WORKING DATA
--------
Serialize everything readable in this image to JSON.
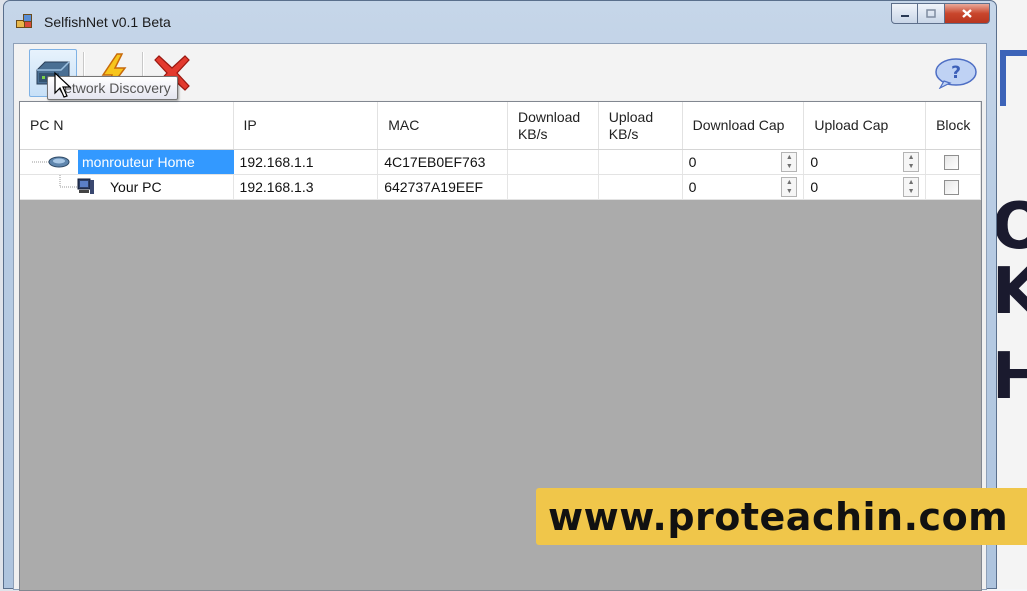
{
  "window": {
    "title": "SelfishNet v0.1 Beta"
  },
  "toolbar": {
    "tooltip": "Network Discovery",
    "buttons": [
      "network-discovery",
      "start",
      "stop"
    ]
  },
  "table": {
    "columns": [
      "PC N",
      "IP",
      "MAC",
      "Download KB/s",
      "Upload KB/s",
      "Download Cap",
      "Upload Cap",
      "Block"
    ],
    "rows": [
      {
        "name": "monrouteur Home",
        "ip": "192.168.1.1",
        "mac": "4C17EB0EF763",
        "download": "",
        "upload": "",
        "download_cap": "0",
        "upload_cap": "0",
        "block": false
      },
      {
        "name": "Your PC",
        "ip": "192.168.1.3",
        "mac": "642737A19EEF",
        "download": "",
        "upload": "",
        "download_cap": "0",
        "upload_cap": "0",
        "block": false
      }
    ]
  },
  "watermark": "www.proteachin.com",
  "colors": {
    "selection": "#3399ff",
    "close": "#c9462c",
    "watermark_bg": "#f0c64a"
  }
}
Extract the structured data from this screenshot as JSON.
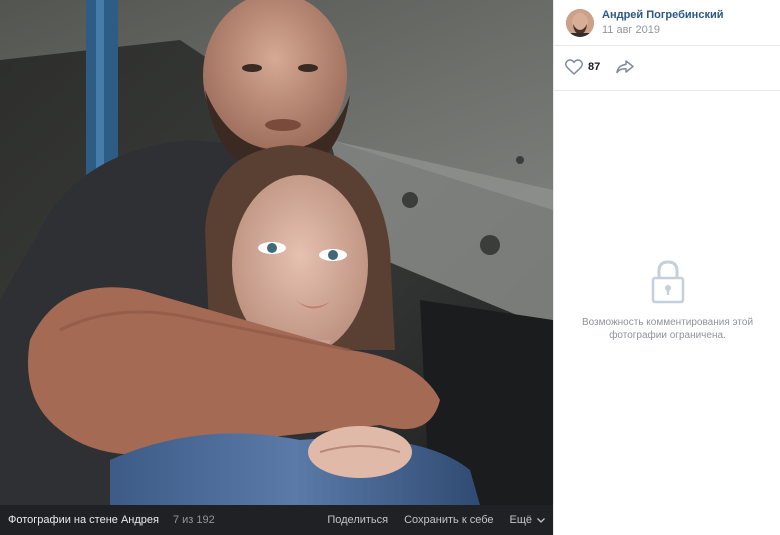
{
  "author": {
    "name": "Андрей Погребинский",
    "date": "11 авг 2019"
  },
  "post": {
    "likes": "87"
  },
  "comments": {
    "restricted_message": "Возможность комментирования этой фотографии ограничена."
  },
  "footer": {
    "album": "Фотографии на стене Андрея",
    "counter": "7 из 192",
    "share": "Поделиться",
    "save": "Сохранить к себе",
    "more": "Ещё"
  },
  "icons": {
    "like": "heart-icon",
    "share": "share-arrow-icon",
    "lock": "lock-icon",
    "more": "chevron-down-icon"
  },
  "colors": {
    "link": "#2a5885",
    "muted": "#939699",
    "footer_bg": "#202124"
  }
}
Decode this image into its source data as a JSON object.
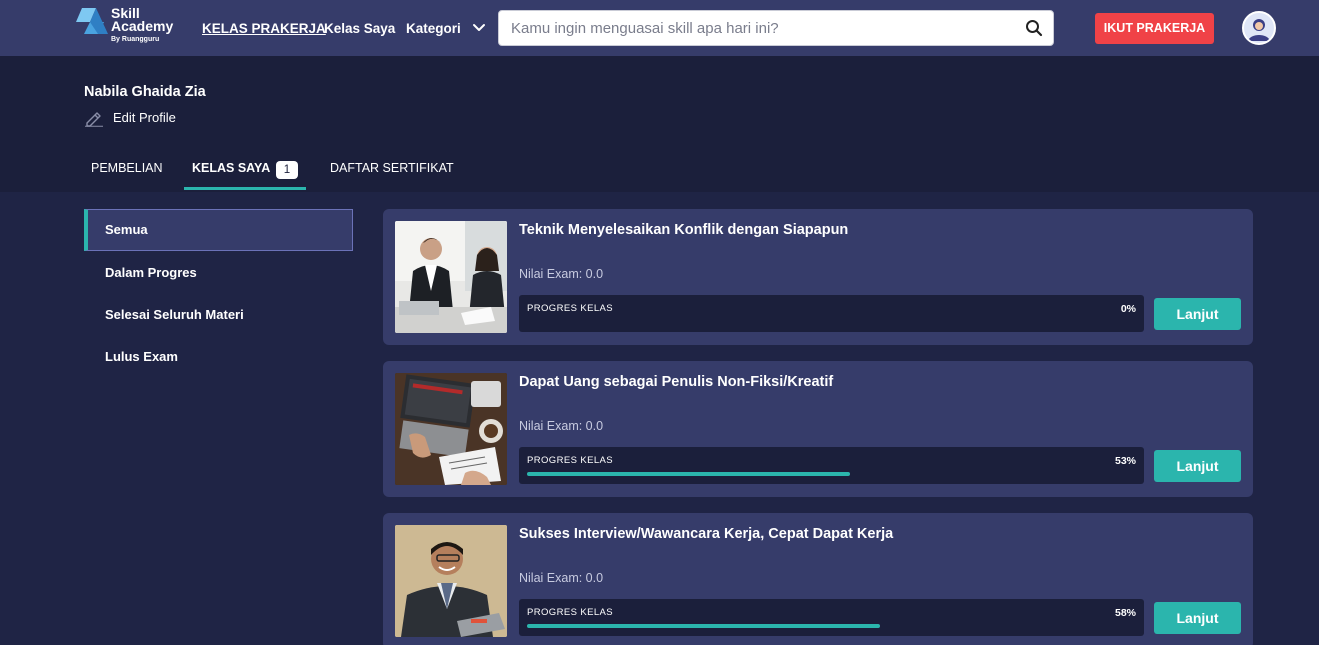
{
  "brand": {
    "name_line1": "Skill",
    "name_line2": "Academy",
    "byline": "By Ruangguru"
  },
  "nav": {
    "link1": "KELAS PRAKERJA",
    "link2": "Kelas Saya",
    "link3": "Kategori"
  },
  "search": {
    "placeholder": "Kamu ingin menguasai skill apa hari ini?",
    "value": ""
  },
  "cta": {
    "label": "IKUT PRAKERJA"
  },
  "profile": {
    "name": "Nabila Ghaida Zia",
    "edit_label": "Edit Profile"
  },
  "tabs": [
    {
      "label": "PEMBELIAN"
    },
    {
      "label": "KELAS SAYA",
      "badge": "1"
    },
    {
      "label": "DAFTAR SERTIFIKAT"
    }
  ],
  "filters": [
    {
      "label": "Semua"
    },
    {
      "label": "Dalam Progres"
    },
    {
      "label": "Selesai Seluruh Materi"
    },
    {
      "label": "Lulus Exam"
    }
  ],
  "courses": [
    {
      "title": "Teknik Menyelesaikan Konflik dengan Siapapun",
      "exam": "Nilai Exam: 0.0",
      "progress_label": "PROGRES KELAS",
      "progress_text": "0%",
      "progress": 0,
      "button": "Lanjut"
    },
    {
      "title": "Dapat Uang sebagai Penulis Non-Fiksi/Kreatif",
      "exam": "Nilai Exam: 0.0",
      "progress_label": "PROGRES KELAS",
      "progress_text": "53%",
      "progress": 53,
      "button": "Lanjut"
    },
    {
      "title": "Sukses Interview/Wawancara Kerja, Cepat Dapat Kerja",
      "exam": "Nilai Exam: 0.0",
      "progress_label": "PROGRES KELAS",
      "progress_text": "58%",
      "progress": 58,
      "button": "Lanjut"
    }
  ],
  "icons": [
    "logo-mark",
    "chevron-down-icon",
    "search-icon",
    "avatar-icon",
    "pencil-icon"
  ],
  "colors": {
    "nav_bg": "#363c6a",
    "page_bg": "#1f2445",
    "accent_teal": "#2bb5ad",
    "cta_red": "#f04247"
  }
}
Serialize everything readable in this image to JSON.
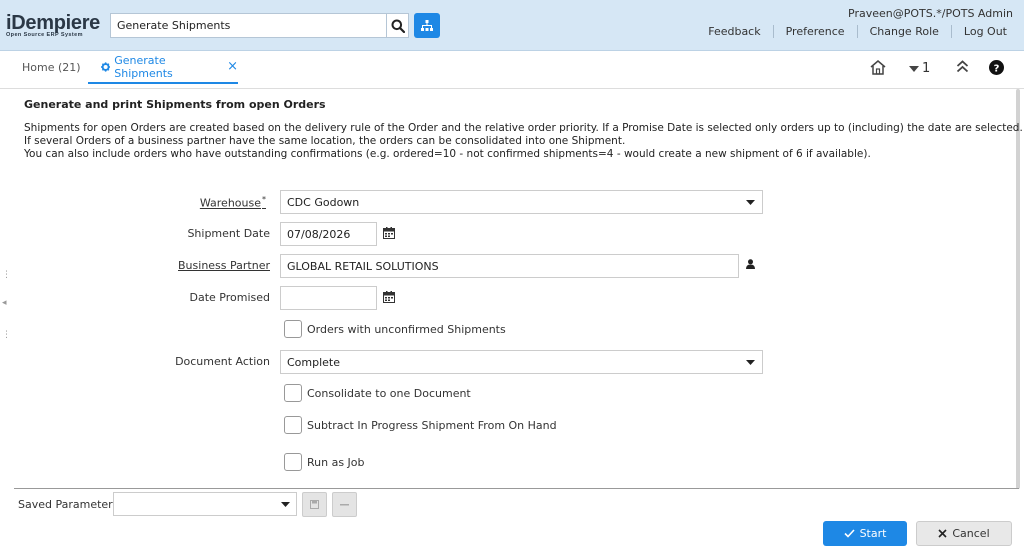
{
  "header": {
    "logo_main": "iDempiere",
    "logo_sub": "Open Source ERP System",
    "search_value": "Generate Shipments",
    "user": "Praveen@POTS.*/POTS Admin",
    "links": [
      "Feedback",
      "Preference",
      "Change Role",
      "Log Out"
    ]
  },
  "tabs": {
    "home": "Home (21)",
    "active": "Generate Shipments",
    "close": "×"
  },
  "toolbar": {
    "count": "1"
  },
  "process": {
    "title": "Generate and print Shipments from open Orders",
    "description": [
      "Shipments for open Orders are created based on the delivery rule of the Order and the relative order priority. If a Promise Date is selected only orders up to (including) the date are selected.",
      "If several Orders of a business partner have the same location, the orders can be consolidated into one Shipment.",
      "You can also include orders who have outstanding confirmations (e.g. ordered=10 - not confirmed shipments=4 - would create a new shipment of 6 if available)."
    ]
  },
  "params": {
    "warehouse_label": "Warehouse",
    "warehouse_mandatory": "*",
    "warehouse_value": "CDC Godown",
    "shipment_date_label": "Shipment Date",
    "shipment_date_value": "07/08/2026",
    "bpartner_label": "Business Partner",
    "bpartner_value": "GLOBAL RETAIL SOLUTIONS",
    "date_promised_label": "Date Promised",
    "date_promised_value": "",
    "unconfirmed_label": "Orders with unconfirmed Shipments",
    "doc_action_label": "Document Action",
    "doc_action_value": "Complete",
    "consolidate_label": "Consolidate to one Document",
    "subtract_label": "Subtract In Progress Shipment From On Hand",
    "run_job_label": "Run as Job"
  },
  "footer": {
    "saved_params_label": "Saved Parameters",
    "saved_params_value": "",
    "start_label": "Start",
    "cancel_label": "Cancel"
  },
  "colors": {
    "header_bg": "#d6e7f5",
    "accent": "#1e88e5"
  }
}
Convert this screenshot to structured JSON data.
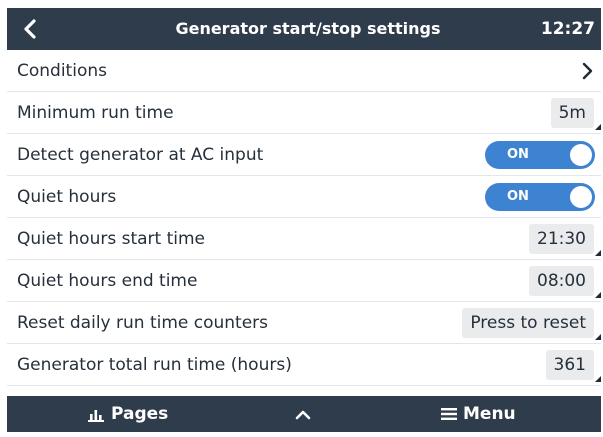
{
  "header": {
    "title": "Generator start/stop settings",
    "time": "12:27"
  },
  "rows": [
    {
      "label": "Conditions"
    },
    {
      "label": "Minimum run time",
      "value": "5m"
    },
    {
      "label": "Detect generator at AC input",
      "toggle": "ON"
    },
    {
      "label": "Quiet hours",
      "toggle": "ON"
    },
    {
      "label": "Quiet hours start time",
      "value": "21:30"
    },
    {
      "label": "Quiet hours end time",
      "value": "08:00"
    },
    {
      "label": "Reset daily run time counters",
      "value": "Press to reset"
    },
    {
      "label": "Generator total run time (hours)",
      "value": "361"
    }
  ],
  "footer": {
    "pages_label": "Pages",
    "menu_label": "Menu"
  },
  "colors": {
    "bar": "#2f3c4c",
    "toggle_on": "#3d83d1",
    "value_bg": "#e9ebed"
  },
  "icons": [
    "back-chevron-icon",
    "chevron-right-icon",
    "chart-icon",
    "chevron-up-icon",
    "hamburger-icon"
  ]
}
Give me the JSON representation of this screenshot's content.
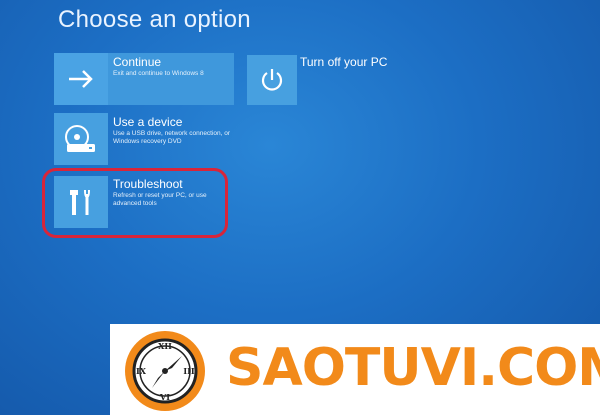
{
  "screen": {
    "title": "Choose an option"
  },
  "options": [
    {
      "id": "continue",
      "label": "Continue",
      "description": "Exit and continue to Windows 8",
      "icon": "arrow-right-icon"
    },
    {
      "id": "use-device",
      "label": "Use a device",
      "description": "Use a USB drive, network connection, or Windows recovery DVD",
      "icon": "disc-drive-icon"
    },
    {
      "id": "troubleshoot",
      "label": "Troubleshoot",
      "description": "Refresh or reset your PC, or use advanced tools",
      "icon": "tools-icon"
    },
    {
      "id": "turn-off",
      "label": "Turn off your PC",
      "icon": "power-icon"
    }
  ],
  "annotation": {
    "color": "#d8253a",
    "target": "troubleshoot"
  },
  "watermark": {
    "text": "SAOTUVI.COM",
    "text_color": "#f28a1a",
    "logo_color": "#f28a1a"
  },
  "colors": {
    "background": "#1c6ec4",
    "tile": "#47a0e0",
    "text": "#ffffff"
  }
}
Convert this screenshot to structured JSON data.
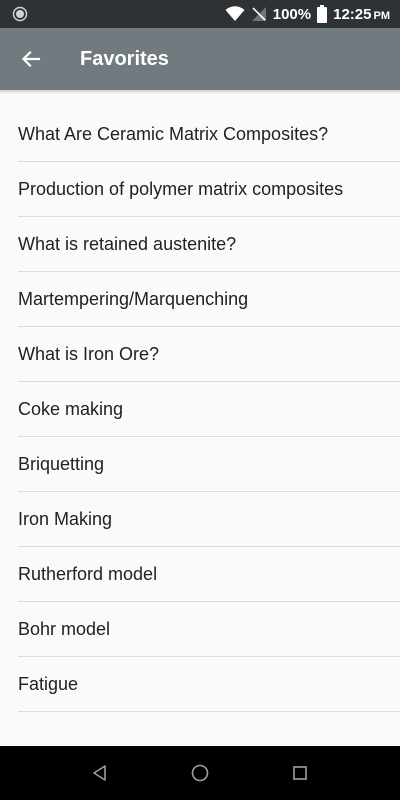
{
  "status_bar": {
    "battery_percent": "100%",
    "time": "12:25",
    "ampm": "PM"
  },
  "app_bar": {
    "title": "Favorites"
  },
  "favorites": [
    "What Are Ceramic Matrix Composites?",
    "Production of polymer matrix composites",
    "What is retained austenite?",
    "Martempering/Marquenching",
    "What is Iron Ore?",
    "Coke making",
    "Briquetting",
    "Iron Making",
    "Rutherford model",
    "Bohr model",
    "Fatigue"
  ],
  "icons": {
    "back": "arrow-left-icon",
    "nav_back": "triangle-back-icon",
    "nav_home": "circle-home-icon",
    "nav_recents": "square-recents-icon"
  },
  "colors": {
    "status_bar": "#2e3235",
    "app_bar": "#717a7f",
    "background": "#fafafa",
    "text": "#212121"
  }
}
--------
WHAT IS BEING ASKED
Copy each line of the listing in which the word "Document" can be found.

REPLY
    "doc_action_label": "Document Action",
    "consolidate_label": "Consolidate to one Document",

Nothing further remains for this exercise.